Supplied data
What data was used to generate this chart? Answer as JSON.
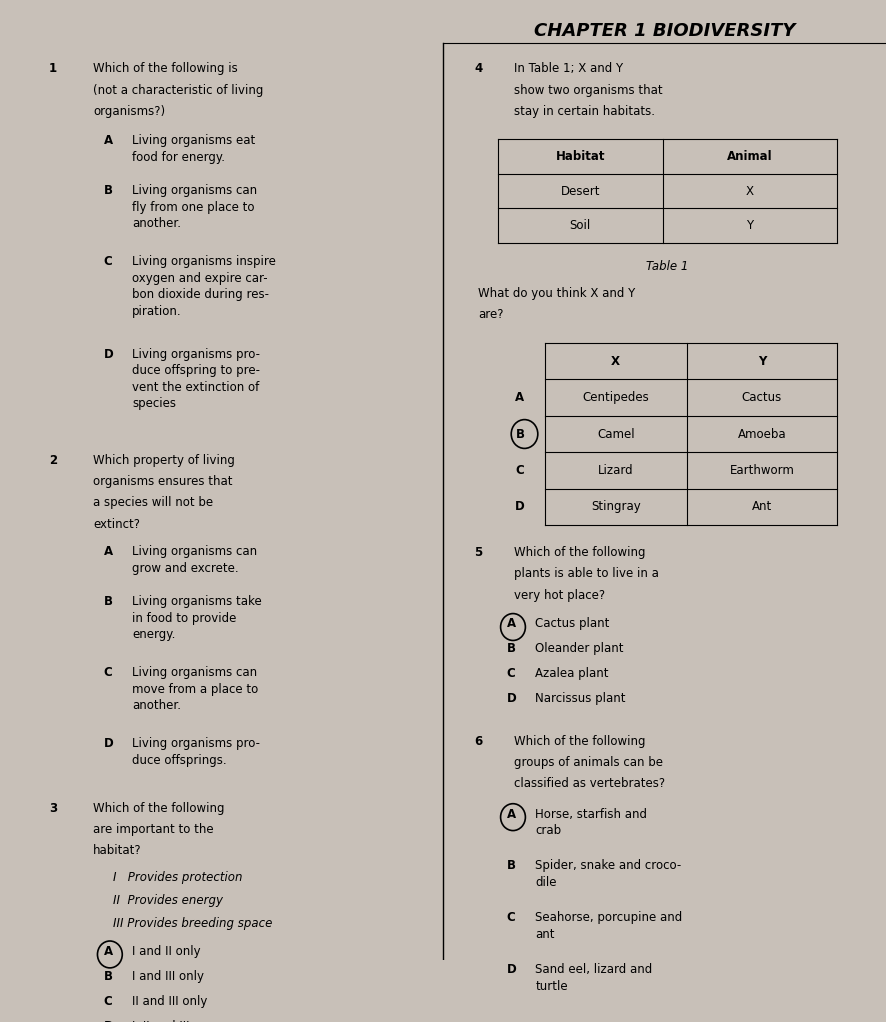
{
  "title": "CHAPTER 1 BIODIVERSITY",
  "bg_color": "#c8c0b8",
  "q1_text_lines": [
    "Which of the following is",
    "(not a characteristic of living",
    "organisms?)"
  ],
  "q1_options": [
    [
      "A",
      "Living organisms eat\nfood for energy."
    ],
    [
      "B",
      "Living organisms can\nfly from one place to\nanother."
    ],
    [
      "C",
      "Living organisms inspire\noxygen and expire car-\nbon dioxide during res-\npiration."
    ],
    [
      "D",
      "Living organisms pro-\nduce offspring to pre-\nvent the extinction of\nspecies"
    ]
  ],
  "q2_text_lines": [
    "Which property of living",
    "organisms ensures that",
    "a species will not be",
    "extinct?"
  ],
  "q2_options": [
    [
      "A",
      "Living organisms can\ngrow and excrete."
    ],
    [
      "B",
      "Living organisms take\nin food to provide\nenergy."
    ],
    [
      "C",
      "Living organisms can\nmove from a place to\nanother."
    ],
    [
      "D",
      "Living organisms pro-\nduce offsprings."
    ]
  ],
  "q3_text_lines": [
    "Which of the following",
    "are important to the",
    "habitat?"
  ],
  "q3_items": [
    "I   Provides protection",
    "II  Provides energy",
    "III Provides breeding space"
  ],
  "q3_options": [
    [
      "A",
      "I and II only"
    ],
    [
      "B",
      "I and III only"
    ],
    [
      "C",
      "II and III only"
    ],
    [
      "D",
      "I, II and III"
    ]
  ],
  "q3_circled": "A",
  "q4_text_lines": [
    "In Table 1; X and Y",
    "show two organisms that",
    "stay in certain habitats."
  ],
  "table1_rows": [
    [
      "Habitat",
      "Animal"
    ],
    [
      "Desert",
      "X"
    ],
    [
      "Soil",
      "Y"
    ]
  ],
  "table1_caption": "Table 1",
  "q4_followup": [
    "What do you think X and Y",
    "are?"
  ],
  "table2_rows": [
    [
      "X",
      "Y"
    ],
    [
      "Centipedes",
      "Cactus"
    ],
    [
      "Camel",
      "Amoeba"
    ],
    [
      "Lizard",
      "Earthworm"
    ],
    [
      "Stingray",
      "Ant"
    ]
  ],
  "table2_labels": [
    "A",
    "B",
    "C",
    "D"
  ],
  "q4_circled": "B",
  "q5_text_lines": [
    "Which of the following",
    "plants is able to live in a",
    "very hot place?"
  ],
  "q5_options": [
    [
      "A",
      "Cactus plant"
    ],
    [
      "B",
      "Oleander plant"
    ],
    [
      "C",
      "Azalea plant"
    ],
    [
      "D",
      "Narcissus plant"
    ]
  ],
  "q5_circled": "A",
  "q6_text_lines": [
    "Which of the following",
    "groups of animals can be",
    "classified as vertebrates?"
  ],
  "q6_options": [
    [
      "A",
      "Horse, starfish and\ncrab"
    ],
    [
      "B",
      "Spider, snake and croco-\ndile"
    ],
    [
      "C",
      "Seahorse, porcupine and\nant"
    ],
    [
      "D",
      "Sand eel, lizard and\nturtle"
    ]
  ],
  "q6_circled": "A"
}
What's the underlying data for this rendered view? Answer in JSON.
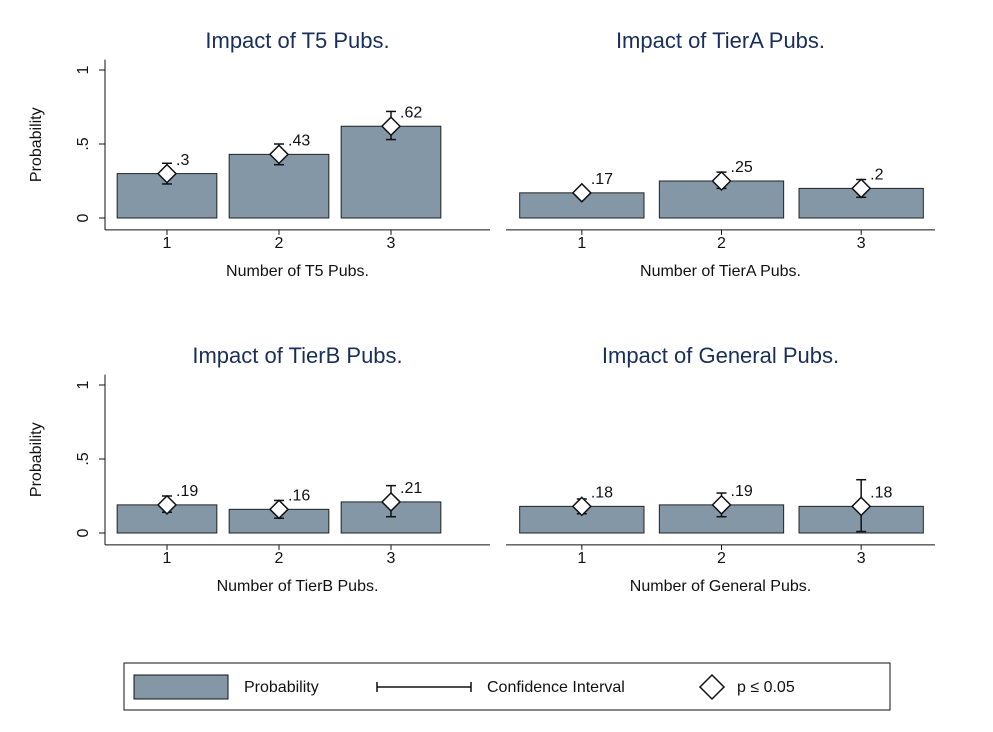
{
  "chart_data": [
    {
      "type": "bar",
      "title": "Impact of T5 Pubs.",
      "x_label": "Number of T5 Pubs.",
      "y_label": "Probability",
      "categories": [
        "1",
        "2",
        "3"
      ],
      "values": [
        0.3,
        0.43,
        0.62
      ],
      "value_labels": [
        ".3",
        ".43",
        ".62"
      ],
      "ci": [
        [
          0.23,
          0.37
        ],
        [
          0.36,
          0.5
        ],
        [
          0.53,
          0.72
        ]
      ],
      "ylim": [
        -0.08,
        1.07
      ],
      "yticks": [
        0,
        {
          "value": 0.5,
          "label": ".5"
        },
        1
      ],
      "color": "#8497a6"
    },
    {
      "type": "bar",
      "title": "Impact of TierA Pubs.",
      "x_label": "Number of TierA Pubs.",
      "categories": [
        "1",
        "2",
        "3"
      ],
      "values": [
        0.17,
        0.25,
        0.2
      ],
      "value_labels": [
        ".17",
        ".25",
        ".2"
      ],
      "ci": [
        [
          0.15,
          0.19
        ],
        [
          0.2,
          0.31
        ],
        [
          0.14,
          0.26
        ]
      ],
      "ylim": [
        -0.08,
        1.07
      ],
      "color": "#8497a6"
    },
    {
      "type": "bar",
      "title": "Impact of TierB Pubs.",
      "x_label": "Number of TierB Pubs.",
      "y_label": "Probability",
      "categories": [
        "1",
        "2",
        "3"
      ],
      "values": [
        0.19,
        0.16,
        0.21
      ],
      "value_labels": [
        ".19",
        ".16",
        ".21"
      ],
      "ci": [
        [
          0.14,
          0.25
        ],
        [
          0.1,
          0.22
        ],
        [
          0.11,
          0.32
        ]
      ],
      "ylim": [
        -0.08,
        1.07
      ],
      "yticks": [
        0,
        {
          "value": 0.5,
          "label": ".5"
        },
        1
      ],
      "color": "#8497a6"
    },
    {
      "type": "bar",
      "title": "Impact of General Pubs.",
      "x_label": "Number of General Pubs.",
      "categories": [
        "1",
        "2",
        "3"
      ],
      "values": [
        0.18,
        0.19,
        0.18
      ],
      "value_labels": [
        ".18",
        ".19",
        ".18"
      ],
      "ci": [
        [
          0.13,
          0.23
        ],
        [
          0.11,
          0.27
        ],
        [
          0.01,
          0.36
        ]
      ],
      "ylim": [
        -0.08,
        1.07
      ],
      "color": "#8497a6"
    }
  ],
  "legend": {
    "items": [
      "Probability",
      "Confidence Interval",
      "p  ≤ 0.05"
    ]
  }
}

What to do
Reproduce all of the material exactly, apart from the pictures.

Answer in full
What data was used to generate this chart? Answer as JSON.
{
  "title": "CHAPTER 1 BIODIVERSITY",
  "bg_color": "#c8c0b8",
  "q1_text_lines": [
    "Which of the following is",
    "(not a characteristic of living",
    "organisms?)"
  ],
  "q1_options": [
    [
      "A",
      "Living organisms eat\nfood for energy."
    ],
    [
      "B",
      "Living organisms can\nfly from one place to\nanother."
    ],
    [
      "C",
      "Living organisms inspire\noxygen and expire car-\nbon dioxide during res-\npiration."
    ],
    [
      "D",
      "Living organisms pro-\nduce offspring to pre-\nvent the extinction of\nspecies"
    ]
  ],
  "q2_text_lines": [
    "Which property of living",
    "organisms ensures that",
    "a species will not be",
    "extinct?"
  ],
  "q2_options": [
    [
      "A",
      "Living organisms can\ngrow and excrete."
    ],
    [
      "B",
      "Living organisms take\nin food to provide\nenergy."
    ],
    [
      "C",
      "Living organisms can\nmove from a place to\nanother."
    ],
    [
      "D",
      "Living organisms pro-\nduce offsprings."
    ]
  ],
  "q3_text_lines": [
    "Which of the following",
    "are important to the",
    "habitat?"
  ],
  "q3_items": [
    "I   Provides protection",
    "II  Provides energy",
    "III Provides breeding space"
  ],
  "q3_options": [
    [
      "A",
      "I and II only"
    ],
    [
      "B",
      "I and III only"
    ],
    [
      "C",
      "II and III only"
    ],
    [
      "D",
      "I, II and III"
    ]
  ],
  "q3_circled": "A",
  "q4_text_lines": [
    "In Table 1; X and Y",
    "show two organisms that",
    "stay in certain habitats."
  ],
  "table1_rows": [
    [
      "Habitat",
      "Animal"
    ],
    [
      "Desert",
      "X"
    ],
    [
      "Soil",
      "Y"
    ]
  ],
  "table1_caption": "Table 1",
  "q4_followup": [
    "What do you think X and Y",
    "are?"
  ],
  "table2_rows": [
    [
      "X",
      "Y"
    ],
    [
      "Centipedes",
      "Cactus"
    ],
    [
      "Camel",
      "Amoeba"
    ],
    [
      "Lizard",
      "Earthworm"
    ],
    [
      "Stingray",
      "Ant"
    ]
  ],
  "table2_labels": [
    "A",
    "B",
    "C",
    "D"
  ],
  "q4_circled": "B",
  "q5_text_lines": [
    "Which of the following",
    "plants is able to live in a",
    "very hot place?"
  ],
  "q5_options": [
    [
      "A",
      "Cactus plant"
    ],
    [
      "B",
      "Oleander plant"
    ],
    [
      "C",
      "Azalea plant"
    ],
    [
      "D",
      "Narcissus plant"
    ]
  ],
  "q5_circled": "A",
  "q6_text_lines": [
    "Which of the following",
    "groups of animals can be",
    "classified as vertebrates?"
  ],
  "q6_options": [
    [
      "A",
      "Horse, starfish and\ncrab"
    ],
    [
      "B",
      "Spider, snake and croco-\ndile"
    ],
    [
      "C",
      "Seahorse, porcupine and\nant"
    ],
    [
      "D",
      "Sand eel, lizard and\nturtle"
    ]
  ],
  "q6_circled": "A"
}
What's the underlying data for this rendered view? Answer in JSON.
{
  "chart_data": [
    {
      "type": "bar",
      "title": "Impact of T5 Pubs.",
      "x_label": "Number of T5 Pubs.",
      "y_label": "Probability",
      "categories": [
        "1",
        "2",
        "3"
      ],
      "values": [
        0.3,
        0.43,
        0.62
      ],
      "value_labels": [
        ".3",
        ".43",
        ".62"
      ],
      "ci": [
        [
          0.23,
          0.37
        ],
        [
          0.36,
          0.5
        ],
        [
          0.53,
          0.72
        ]
      ],
      "ylim": [
        -0.08,
        1.07
      ],
      "yticks": [
        0,
        {
          "value": 0.5,
          "label": ".5"
        },
        1
      ],
      "color": "#8497a6"
    },
    {
      "type": "bar",
      "title": "Impact of TierA Pubs.",
      "x_label": "Number of TierA Pubs.",
      "categories": [
        "1",
        "2",
        "3"
      ],
      "values": [
        0.17,
        0.25,
        0.2
      ],
      "value_labels": [
        ".17",
        ".25",
        ".2"
      ],
      "ci": [
        [
          0.15,
          0.19
        ],
        [
          0.2,
          0.31
        ],
        [
          0.14,
          0.26
        ]
      ],
      "ylim": [
        -0.08,
        1.07
      ],
      "color": "#8497a6"
    },
    {
      "type": "bar",
      "title": "Impact of TierB Pubs.",
      "x_label": "Number of TierB Pubs.",
      "y_label": "Probability",
      "categories": [
        "1",
        "2",
        "3"
      ],
      "values": [
        0.19,
        0.16,
        0.21
      ],
      "value_labels": [
        ".19",
        ".16",
        ".21"
      ],
      "ci": [
        [
          0.14,
          0.25
        ],
        [
          0.1,
          0.22
        ],
        [
          0.11,
          0.32
        ]
      ],
      "ylim": [
        -0.08,
        1.07
      ],
      "yticks": [
        0,
        {
          "value": 0.5,
          "label": ".5"
        },
        1
      ],
      "color": "#8497a6"
    },
    {
      "type": "bar",
      "title": "Impact of General Pubs.",
      "x_label": "Number of General Pubs.",
      "categories": [
        "1",
        "2",
        "3"
      ],
      "values": [
        0.18,
        0.19,
        0.18
      ],
      "value_labels": [
        ".18",
        ".19",
        ".18"
      ],
      "ci": [
        [
          0.13,
          0.23
        ],
        [
          0.11,
          0.27
        ],
        [
          0.01,
          0.36
        ]
      ],
      "ylim": [
        -0.08,
        1.07
      ],
      "color": "#8497a6"
    }
  ],
  "legend": {
    "items": [
      "Probability",
      "Confidence Interval",
      "p  ≤ 0.05"
    ]
  }
}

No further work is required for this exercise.